===== Information given

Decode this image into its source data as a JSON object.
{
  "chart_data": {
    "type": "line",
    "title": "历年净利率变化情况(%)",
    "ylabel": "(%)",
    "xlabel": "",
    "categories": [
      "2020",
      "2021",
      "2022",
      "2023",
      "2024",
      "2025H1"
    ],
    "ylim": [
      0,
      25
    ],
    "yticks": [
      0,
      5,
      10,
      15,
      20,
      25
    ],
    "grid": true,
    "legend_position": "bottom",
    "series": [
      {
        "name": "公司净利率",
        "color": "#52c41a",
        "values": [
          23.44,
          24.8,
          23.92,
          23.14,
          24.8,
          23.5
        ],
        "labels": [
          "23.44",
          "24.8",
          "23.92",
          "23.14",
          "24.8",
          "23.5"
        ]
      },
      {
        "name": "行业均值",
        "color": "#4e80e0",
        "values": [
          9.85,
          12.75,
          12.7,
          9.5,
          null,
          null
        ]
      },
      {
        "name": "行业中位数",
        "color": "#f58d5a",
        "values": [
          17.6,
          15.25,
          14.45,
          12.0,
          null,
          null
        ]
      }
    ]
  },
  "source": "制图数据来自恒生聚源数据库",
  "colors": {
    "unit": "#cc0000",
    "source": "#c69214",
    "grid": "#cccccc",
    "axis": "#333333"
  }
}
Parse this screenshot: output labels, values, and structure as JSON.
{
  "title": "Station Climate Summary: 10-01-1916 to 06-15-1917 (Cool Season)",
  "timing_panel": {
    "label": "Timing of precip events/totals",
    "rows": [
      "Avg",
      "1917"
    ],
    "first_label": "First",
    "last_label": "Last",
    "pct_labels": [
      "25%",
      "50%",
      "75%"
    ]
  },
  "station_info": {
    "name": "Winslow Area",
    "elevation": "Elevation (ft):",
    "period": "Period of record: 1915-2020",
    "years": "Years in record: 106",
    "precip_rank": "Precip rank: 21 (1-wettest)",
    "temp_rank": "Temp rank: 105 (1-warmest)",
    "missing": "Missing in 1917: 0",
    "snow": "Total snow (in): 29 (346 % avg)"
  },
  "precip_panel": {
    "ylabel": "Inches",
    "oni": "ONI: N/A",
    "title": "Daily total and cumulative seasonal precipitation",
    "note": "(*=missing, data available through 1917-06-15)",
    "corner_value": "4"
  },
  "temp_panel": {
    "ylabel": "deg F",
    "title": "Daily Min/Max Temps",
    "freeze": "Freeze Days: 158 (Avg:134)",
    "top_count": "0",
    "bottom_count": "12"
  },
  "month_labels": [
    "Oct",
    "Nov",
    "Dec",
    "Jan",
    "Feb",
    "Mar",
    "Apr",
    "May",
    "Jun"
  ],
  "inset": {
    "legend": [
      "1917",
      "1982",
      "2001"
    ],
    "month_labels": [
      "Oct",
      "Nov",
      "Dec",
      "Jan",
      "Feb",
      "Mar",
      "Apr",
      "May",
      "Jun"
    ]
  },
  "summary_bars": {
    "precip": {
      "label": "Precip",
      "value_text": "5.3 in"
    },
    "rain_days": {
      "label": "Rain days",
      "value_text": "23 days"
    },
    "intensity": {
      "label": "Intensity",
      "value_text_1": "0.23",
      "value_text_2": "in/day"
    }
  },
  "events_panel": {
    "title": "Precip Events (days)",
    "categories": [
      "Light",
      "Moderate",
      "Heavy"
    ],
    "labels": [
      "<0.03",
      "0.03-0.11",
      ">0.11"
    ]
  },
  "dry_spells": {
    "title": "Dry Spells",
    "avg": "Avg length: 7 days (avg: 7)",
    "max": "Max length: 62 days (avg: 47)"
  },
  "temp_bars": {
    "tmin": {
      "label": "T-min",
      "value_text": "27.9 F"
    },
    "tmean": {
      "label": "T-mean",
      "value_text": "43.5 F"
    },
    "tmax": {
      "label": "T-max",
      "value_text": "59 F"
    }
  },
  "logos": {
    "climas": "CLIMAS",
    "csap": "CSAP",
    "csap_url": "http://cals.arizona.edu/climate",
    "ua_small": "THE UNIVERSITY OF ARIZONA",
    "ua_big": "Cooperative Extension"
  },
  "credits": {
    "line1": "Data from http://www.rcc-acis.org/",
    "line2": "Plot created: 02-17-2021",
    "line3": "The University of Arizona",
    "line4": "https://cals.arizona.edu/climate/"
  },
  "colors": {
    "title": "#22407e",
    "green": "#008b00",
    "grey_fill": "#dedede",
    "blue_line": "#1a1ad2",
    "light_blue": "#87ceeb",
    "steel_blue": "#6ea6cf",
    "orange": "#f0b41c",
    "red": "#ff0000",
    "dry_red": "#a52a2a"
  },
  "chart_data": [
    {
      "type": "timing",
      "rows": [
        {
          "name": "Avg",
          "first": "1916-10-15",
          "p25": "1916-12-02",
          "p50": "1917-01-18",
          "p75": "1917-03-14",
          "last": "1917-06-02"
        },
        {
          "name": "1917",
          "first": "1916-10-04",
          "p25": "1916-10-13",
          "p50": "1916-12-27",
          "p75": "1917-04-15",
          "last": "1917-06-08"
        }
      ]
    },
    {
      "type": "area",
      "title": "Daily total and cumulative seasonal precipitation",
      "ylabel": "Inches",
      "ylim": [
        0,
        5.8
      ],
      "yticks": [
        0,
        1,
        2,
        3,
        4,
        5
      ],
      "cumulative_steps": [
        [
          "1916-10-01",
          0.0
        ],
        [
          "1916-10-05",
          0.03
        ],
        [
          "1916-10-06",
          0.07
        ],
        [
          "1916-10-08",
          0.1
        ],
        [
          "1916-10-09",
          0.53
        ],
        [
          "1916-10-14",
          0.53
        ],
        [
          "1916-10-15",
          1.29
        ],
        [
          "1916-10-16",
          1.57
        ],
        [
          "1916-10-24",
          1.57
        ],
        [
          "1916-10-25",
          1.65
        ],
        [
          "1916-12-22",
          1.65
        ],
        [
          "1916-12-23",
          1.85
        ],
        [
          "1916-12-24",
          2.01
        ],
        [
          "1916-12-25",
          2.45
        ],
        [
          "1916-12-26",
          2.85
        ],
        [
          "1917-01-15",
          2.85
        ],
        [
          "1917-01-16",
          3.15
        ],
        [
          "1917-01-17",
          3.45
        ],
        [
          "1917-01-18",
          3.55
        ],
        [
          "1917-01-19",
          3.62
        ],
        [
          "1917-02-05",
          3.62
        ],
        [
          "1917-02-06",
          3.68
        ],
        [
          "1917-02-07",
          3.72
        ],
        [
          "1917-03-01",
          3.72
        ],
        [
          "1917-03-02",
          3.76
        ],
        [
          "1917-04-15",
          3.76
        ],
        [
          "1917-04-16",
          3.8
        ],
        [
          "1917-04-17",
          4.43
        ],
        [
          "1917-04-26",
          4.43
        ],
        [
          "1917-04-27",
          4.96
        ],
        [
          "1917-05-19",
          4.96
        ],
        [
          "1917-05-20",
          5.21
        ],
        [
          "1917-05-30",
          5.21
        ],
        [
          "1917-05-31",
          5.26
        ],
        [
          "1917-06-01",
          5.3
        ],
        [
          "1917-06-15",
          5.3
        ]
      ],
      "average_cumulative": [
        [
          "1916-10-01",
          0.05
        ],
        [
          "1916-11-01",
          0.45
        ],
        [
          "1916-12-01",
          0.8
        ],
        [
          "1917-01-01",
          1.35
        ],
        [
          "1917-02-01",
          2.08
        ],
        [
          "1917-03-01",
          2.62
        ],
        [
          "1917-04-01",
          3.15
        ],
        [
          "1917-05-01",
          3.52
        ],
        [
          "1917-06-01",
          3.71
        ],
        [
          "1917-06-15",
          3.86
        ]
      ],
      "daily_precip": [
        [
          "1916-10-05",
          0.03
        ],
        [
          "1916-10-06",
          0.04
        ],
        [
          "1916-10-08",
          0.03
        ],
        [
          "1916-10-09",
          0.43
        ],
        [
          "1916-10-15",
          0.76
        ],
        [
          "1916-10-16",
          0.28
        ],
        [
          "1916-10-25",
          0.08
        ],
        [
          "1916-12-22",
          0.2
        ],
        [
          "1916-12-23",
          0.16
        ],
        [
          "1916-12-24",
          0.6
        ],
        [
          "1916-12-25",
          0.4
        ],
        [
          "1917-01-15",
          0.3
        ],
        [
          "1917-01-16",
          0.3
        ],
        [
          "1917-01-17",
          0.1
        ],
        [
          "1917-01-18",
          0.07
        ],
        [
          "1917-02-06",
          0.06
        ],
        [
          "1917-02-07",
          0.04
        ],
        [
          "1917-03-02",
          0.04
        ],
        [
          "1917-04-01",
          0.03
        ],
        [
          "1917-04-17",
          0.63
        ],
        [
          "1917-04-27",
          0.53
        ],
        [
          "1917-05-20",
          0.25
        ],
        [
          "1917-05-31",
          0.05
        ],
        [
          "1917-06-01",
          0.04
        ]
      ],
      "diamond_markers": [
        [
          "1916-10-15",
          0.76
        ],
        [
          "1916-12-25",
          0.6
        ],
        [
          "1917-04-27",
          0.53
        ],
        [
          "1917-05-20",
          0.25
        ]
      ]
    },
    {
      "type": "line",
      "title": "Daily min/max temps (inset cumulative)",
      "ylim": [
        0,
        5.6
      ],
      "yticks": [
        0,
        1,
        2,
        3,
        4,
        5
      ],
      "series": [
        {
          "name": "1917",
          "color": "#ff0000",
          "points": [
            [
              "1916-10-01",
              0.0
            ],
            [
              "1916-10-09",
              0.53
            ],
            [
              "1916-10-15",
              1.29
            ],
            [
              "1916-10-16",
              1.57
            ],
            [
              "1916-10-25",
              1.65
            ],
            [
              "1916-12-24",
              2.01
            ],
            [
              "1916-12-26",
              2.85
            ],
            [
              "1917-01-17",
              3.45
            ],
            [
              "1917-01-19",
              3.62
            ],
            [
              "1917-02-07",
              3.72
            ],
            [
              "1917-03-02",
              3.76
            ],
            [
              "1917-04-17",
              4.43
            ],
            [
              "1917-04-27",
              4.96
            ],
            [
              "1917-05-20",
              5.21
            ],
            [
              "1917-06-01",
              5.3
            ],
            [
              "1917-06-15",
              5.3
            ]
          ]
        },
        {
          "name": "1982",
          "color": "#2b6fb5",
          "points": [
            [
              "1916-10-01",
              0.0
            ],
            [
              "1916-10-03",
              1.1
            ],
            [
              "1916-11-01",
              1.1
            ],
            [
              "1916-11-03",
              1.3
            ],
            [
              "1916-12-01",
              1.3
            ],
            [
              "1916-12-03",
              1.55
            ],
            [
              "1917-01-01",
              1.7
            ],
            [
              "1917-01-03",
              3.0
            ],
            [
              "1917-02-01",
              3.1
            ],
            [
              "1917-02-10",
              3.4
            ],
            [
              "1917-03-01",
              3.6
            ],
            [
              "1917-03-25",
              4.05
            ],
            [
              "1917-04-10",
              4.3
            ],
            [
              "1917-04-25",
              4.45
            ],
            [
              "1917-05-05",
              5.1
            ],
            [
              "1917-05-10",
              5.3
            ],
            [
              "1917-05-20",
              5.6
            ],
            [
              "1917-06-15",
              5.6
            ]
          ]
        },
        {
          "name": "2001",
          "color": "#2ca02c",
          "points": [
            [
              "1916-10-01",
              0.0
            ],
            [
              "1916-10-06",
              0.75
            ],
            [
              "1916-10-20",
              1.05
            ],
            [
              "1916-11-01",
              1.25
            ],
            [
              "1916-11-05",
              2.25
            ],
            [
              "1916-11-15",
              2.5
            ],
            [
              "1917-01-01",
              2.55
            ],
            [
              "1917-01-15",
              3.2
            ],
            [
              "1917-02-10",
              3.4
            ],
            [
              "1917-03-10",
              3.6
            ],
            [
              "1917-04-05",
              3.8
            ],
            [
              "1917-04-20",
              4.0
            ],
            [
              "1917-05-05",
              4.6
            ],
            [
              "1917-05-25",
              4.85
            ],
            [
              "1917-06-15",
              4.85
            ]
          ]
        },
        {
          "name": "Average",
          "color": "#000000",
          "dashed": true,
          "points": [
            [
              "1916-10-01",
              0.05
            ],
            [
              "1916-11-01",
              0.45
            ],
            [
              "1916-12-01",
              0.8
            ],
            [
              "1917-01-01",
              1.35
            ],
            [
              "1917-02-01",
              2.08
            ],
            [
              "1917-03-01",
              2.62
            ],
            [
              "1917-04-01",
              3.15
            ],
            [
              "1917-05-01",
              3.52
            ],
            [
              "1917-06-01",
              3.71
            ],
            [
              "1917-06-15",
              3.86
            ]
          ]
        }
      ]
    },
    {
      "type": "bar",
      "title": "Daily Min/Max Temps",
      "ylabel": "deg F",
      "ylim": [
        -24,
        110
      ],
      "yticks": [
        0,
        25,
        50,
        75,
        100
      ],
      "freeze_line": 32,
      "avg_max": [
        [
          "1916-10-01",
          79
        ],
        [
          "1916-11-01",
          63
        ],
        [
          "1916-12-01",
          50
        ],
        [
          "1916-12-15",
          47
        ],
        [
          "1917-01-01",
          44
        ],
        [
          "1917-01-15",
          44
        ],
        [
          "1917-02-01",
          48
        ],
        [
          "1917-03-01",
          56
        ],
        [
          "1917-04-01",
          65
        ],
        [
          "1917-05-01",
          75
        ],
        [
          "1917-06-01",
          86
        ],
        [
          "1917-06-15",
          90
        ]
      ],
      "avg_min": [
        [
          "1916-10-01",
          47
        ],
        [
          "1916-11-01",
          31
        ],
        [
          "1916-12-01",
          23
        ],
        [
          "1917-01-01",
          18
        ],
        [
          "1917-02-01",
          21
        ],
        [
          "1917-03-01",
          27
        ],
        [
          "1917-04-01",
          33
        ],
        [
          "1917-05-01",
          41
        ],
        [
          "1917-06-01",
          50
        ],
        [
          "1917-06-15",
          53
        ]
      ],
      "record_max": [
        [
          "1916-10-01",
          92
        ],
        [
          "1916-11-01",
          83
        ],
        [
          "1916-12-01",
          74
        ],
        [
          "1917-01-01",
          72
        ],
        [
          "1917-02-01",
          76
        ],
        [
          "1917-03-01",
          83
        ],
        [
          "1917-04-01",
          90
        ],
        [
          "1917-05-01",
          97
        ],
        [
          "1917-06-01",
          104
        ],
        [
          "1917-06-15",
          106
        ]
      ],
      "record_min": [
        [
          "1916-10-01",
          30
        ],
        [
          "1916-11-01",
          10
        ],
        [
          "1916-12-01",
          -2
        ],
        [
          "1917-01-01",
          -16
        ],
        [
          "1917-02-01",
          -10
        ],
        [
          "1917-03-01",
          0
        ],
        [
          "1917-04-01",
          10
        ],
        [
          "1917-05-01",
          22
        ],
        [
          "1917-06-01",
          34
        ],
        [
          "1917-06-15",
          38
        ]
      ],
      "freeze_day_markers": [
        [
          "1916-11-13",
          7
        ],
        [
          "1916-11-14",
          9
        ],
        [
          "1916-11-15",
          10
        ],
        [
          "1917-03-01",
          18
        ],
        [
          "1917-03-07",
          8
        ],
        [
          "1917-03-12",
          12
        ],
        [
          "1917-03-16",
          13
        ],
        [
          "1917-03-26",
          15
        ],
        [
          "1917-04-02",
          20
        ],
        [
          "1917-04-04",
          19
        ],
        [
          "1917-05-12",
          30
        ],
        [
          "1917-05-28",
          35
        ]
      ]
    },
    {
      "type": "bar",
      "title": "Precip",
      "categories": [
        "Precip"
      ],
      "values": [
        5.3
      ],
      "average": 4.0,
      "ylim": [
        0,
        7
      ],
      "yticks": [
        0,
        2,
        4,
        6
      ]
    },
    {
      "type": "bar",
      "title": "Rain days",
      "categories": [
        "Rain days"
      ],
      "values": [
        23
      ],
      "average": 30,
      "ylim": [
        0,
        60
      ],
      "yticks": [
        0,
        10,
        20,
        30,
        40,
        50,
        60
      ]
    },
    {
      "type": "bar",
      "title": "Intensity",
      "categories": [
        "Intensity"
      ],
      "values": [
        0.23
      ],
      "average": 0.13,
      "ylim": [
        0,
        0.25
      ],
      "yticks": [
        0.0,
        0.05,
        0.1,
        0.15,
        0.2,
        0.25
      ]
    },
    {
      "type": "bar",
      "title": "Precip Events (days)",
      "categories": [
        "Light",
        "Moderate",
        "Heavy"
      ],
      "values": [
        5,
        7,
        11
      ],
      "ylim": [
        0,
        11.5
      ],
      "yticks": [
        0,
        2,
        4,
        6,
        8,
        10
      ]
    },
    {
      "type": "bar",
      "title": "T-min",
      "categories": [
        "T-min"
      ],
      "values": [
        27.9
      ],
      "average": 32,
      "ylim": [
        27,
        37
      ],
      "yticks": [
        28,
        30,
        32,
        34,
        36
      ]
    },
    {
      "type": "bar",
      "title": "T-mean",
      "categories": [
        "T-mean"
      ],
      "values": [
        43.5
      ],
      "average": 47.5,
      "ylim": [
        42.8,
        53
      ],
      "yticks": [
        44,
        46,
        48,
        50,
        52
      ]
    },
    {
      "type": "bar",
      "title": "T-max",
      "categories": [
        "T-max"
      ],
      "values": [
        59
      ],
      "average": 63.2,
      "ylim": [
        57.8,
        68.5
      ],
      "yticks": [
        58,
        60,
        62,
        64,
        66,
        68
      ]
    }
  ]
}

==========

Reply with nothing but the number of lines in the data above that contain "JSON".

2